# Dataset extract
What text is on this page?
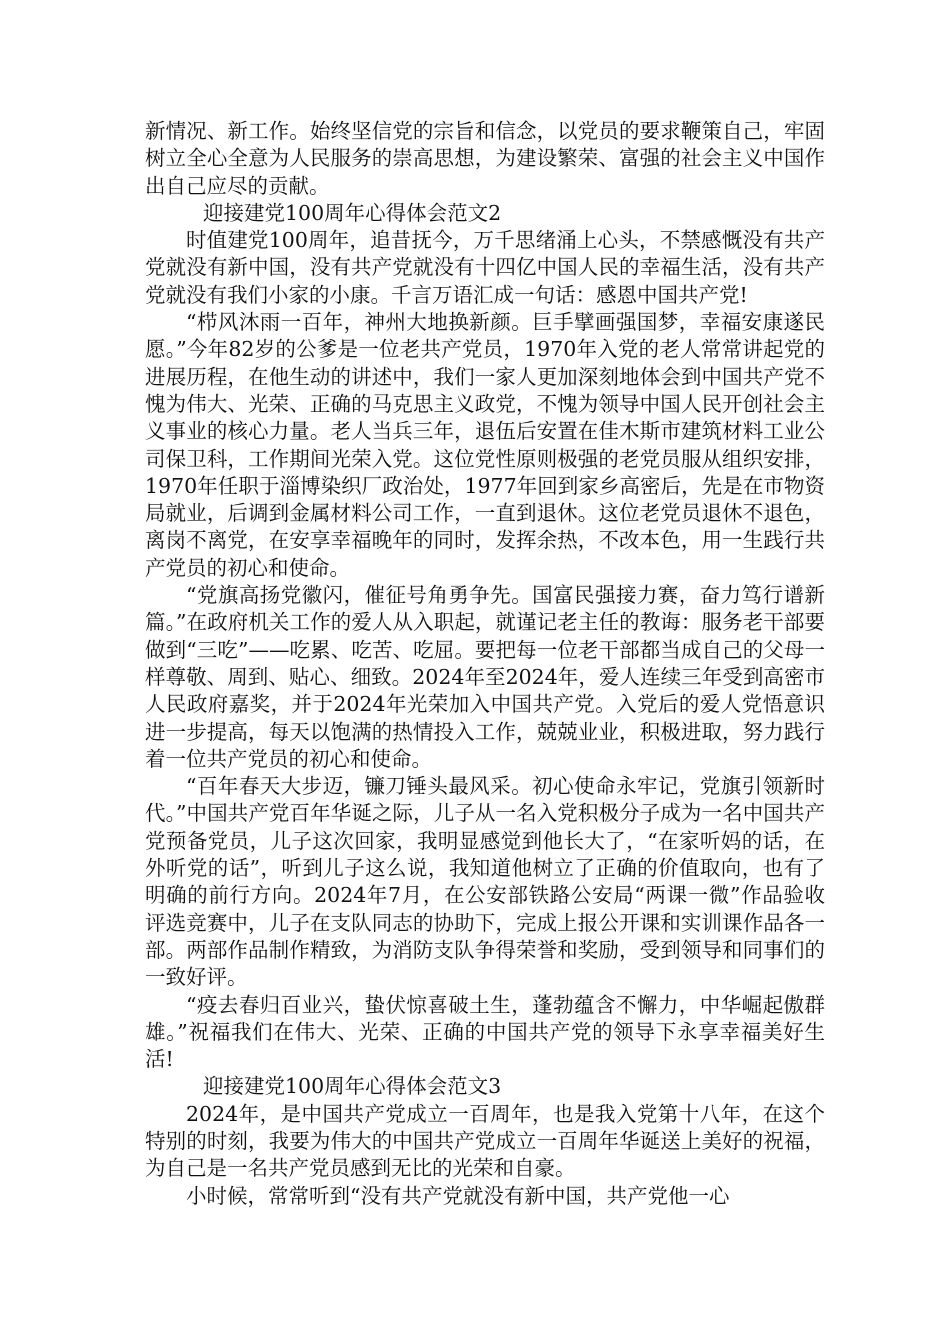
新情况、新工作。始终坚信党的宗旨和信念，以党员的要求鞭策自己，牢固树立全心全意为人民服务的崇高思想，为建设繁荣、富强的社会主义中国作出自己应尽的贡献。

迎接建党100周年心得体会范文2

时值建党100周年，追昔抚今，万千思绪涌上心头，不禁感慨没有共产党就没有新中国，没有共产党就没有十四亿中国人民的幸福生活，没有共产党就没有我们小家的小康。千言万语汇成一句话：感恩中国共产党!

“栉风沐雨一百年，神州大地换新颜。巨手擘画强国梦，幸福安康遂民愿。”今年82岁的公爹是一位老共产党员，1970年入党的老人常常讲起党的进展历程，在他生动的讲述中，我们一家人更加深刻地体会到中国共产党不愧为伟大、光荣、正确的马克思主义政党，不愧为领导中国人民开创社会主义事业的核心力量。老人当兵三年，退伍后安置在佳木斯市建筑材料工业公司保卫科，工作期间光荣入党。这位党性原则极强的老党员服从组织安排，1970年任职于淄博染织厂政治处，1977年回到家乡高密后，先是在市物资局就业，后调到金属材料公司工作，一直到退休。这位老党员退休不退色，离岗不离党，在安享幸福晚年的同时，发挥余热，不改本色，用一生践行共产党员的初心和使命。

“党旗高扬党徽闪，催征号角勇争先。国富民强接力赛，奋力笃行谱新篇。”在政府机关工作的爱人从入职起，就谨记老主任的教诲：服务老干部要做到“三吃”——吃累、吃苦、吃屈。要把每一位老干部都当成自己的父母一样尊敬、周到、贴心、细致。2024年至2024年，爱人连续三年受到高密市人民政府嘉奖，并于2024年光荣加入中国共产党。入党后的爱人党悟意识进一步提高，每天以饱满的热情投入工作，兢兢业业，积极进取，努力践行着一位共产党员的初心和使命。

“百年春天大步迈，镰刀锤头最风采。初心使命永牢记，党旗引领新时代。”中国共产党百年华诞之际，儿子从一名入党积极分子成为一名中国共产党预备党员，儿子这次回家，我明显感觉到他长大了，“在家听妈的话，在外听党的话”，听到儿子这么说，我知道他树立了正确的价值取向，也有了明确的前行方向。2024年7月，在公安部铁路公安局“两课一微”作品验收评选竞赛中，儿子在支队同志的协助下，完成上报公开课和实训课作品各一部。两部作品制作精致，为消防支队争得荣誉和奖励，受到领导和同事们的一致好评。

“疫去春归百业兴，蛰伏惊喜破土生，蓬勃蕴含不懈力，中华崛起傲群雄。”祝福我们在伟大、光荣、正确的中国共产党的领导下永享幸福美好生活!

迎接建党100周年心得体会范文3

2024年，是中国共产党成立一百周年，也是我入党第十八年，在这个特别的时刻，我要为伟大的中国共产党成立一百周年华诞送上美好的祝福，为自己是一名共产党员感到无比的光荣和自豪。

小时候，常常听到“没有共产党就没有新中国，共产党他一心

# Directive
Give back each entry exactly as it appears, with no pictures.

# Task output
What text is on this page?
新情况、新工作。始终坚信党的宗旨和信念，以党员的要求鞭策自己，牢固树立全心全意为人民服务的崇高思想，为建设繁荣、富强的社会主义中国作出自己应尽的贡献。

迎接建党100周年心得体会范文2

时值建党100周年，追昔抚今，万千思绪涌上心头，不禁感慨没有共产党就没有新中国，没有共产党就没有十四亿中国人民的幸福生活，没有共产党就没有我们小家的小康。千言万语汇成一句话：感恩中国共产党!

“栉风沐雨一百年，神州大地换新颜。巨手擘画强国梦，幸福安康遂民愿。”今年82岁的公爹是一位老共产党员，1970年入党的老人常常讲起党的进展历程，在他生动的讲述中，我们一家人更加深刻地体会到中国共产党不愧为伟大、光荣、正确的马克思主义政党，不愧为领导中国人民开创社会主义事业的核心力量。老人当兵三年，退伍后安置在佳木斯市建筑材料工业公司保卫科，工作期间光荣入党。这位党性原则极强的老党员服从组织安排，1970年任职于淄博染织厂政治处，1977年回到家乡高密后，先是在市物资局就业，后调到金属材料公司工作，一直到退休。这位老党员退休不退色，离岗不离党，在安享幸福晚年的同时，发挥余热，不改本色，用一生践行共产党员的初心和使命。

“党旗高扬党徽闪，催征号角勇争先。国富民强接力赛，奋力笃行谱新篇。”在政府机关工作的爱人从入职起，就谨记老主任的教诲：服务老干部要做到“三吃”——吃累、吃苦、吃屈。要把每一位老干部都当成自己的父母一样尊敬、周到、贴心、细致。2024年至2024年，爱人连续三年受到高密市人民政府嘉奖，并于2024年光荣加入中国共产党。入党后的爱人党悟意识进一步提高，每天以饱满的热情投入工作，兢兢业业，积极进取，努力践行着一位共产党员的初心和使命。

“百年春天大步迈，镰刀锤头最风采。初心使命永牢记，党旗引领新时代。”中国共产党百年华诞之际，儿子从一名入党积极分子成为一名中国共产党预备党员，儿子这次回家，我明显感觉到他长大了，“在家听妈的话，在外听党的话”，听到儿子这么说，我知道他树立了正确的价值取向，也有了明确的前行方向。2024年7月，在公安部铁路公安局“两课一微”作品验收评选竞赛中，儿子在支队同志的协助下，完成上报公开课和实训课作品各一部。两部作品制作精致，为消防支队争得荣誉和奖励，受到领导和同事们的一致好评。

“疫去春归百业兴，蛰伏惊喜破土生，蓬勃蕴含不懈力，中华崛起傲群雄。”祝福我们在伟大、光荣、正确的中国共产党的领导下永享幸福美好生活!

迎接建党100周年心得体会范文3

2024年，是中国共产党成立一百周年，也是我入党第十八年，在这个特别的时刻，我要为伟大的中国共产党成立一百周年华诞送上美好的祝福，为自己是一名共产党员感到无比的光荣和自豪。

小时候，常常听到“没有共产党就没有新中国，共产党他一心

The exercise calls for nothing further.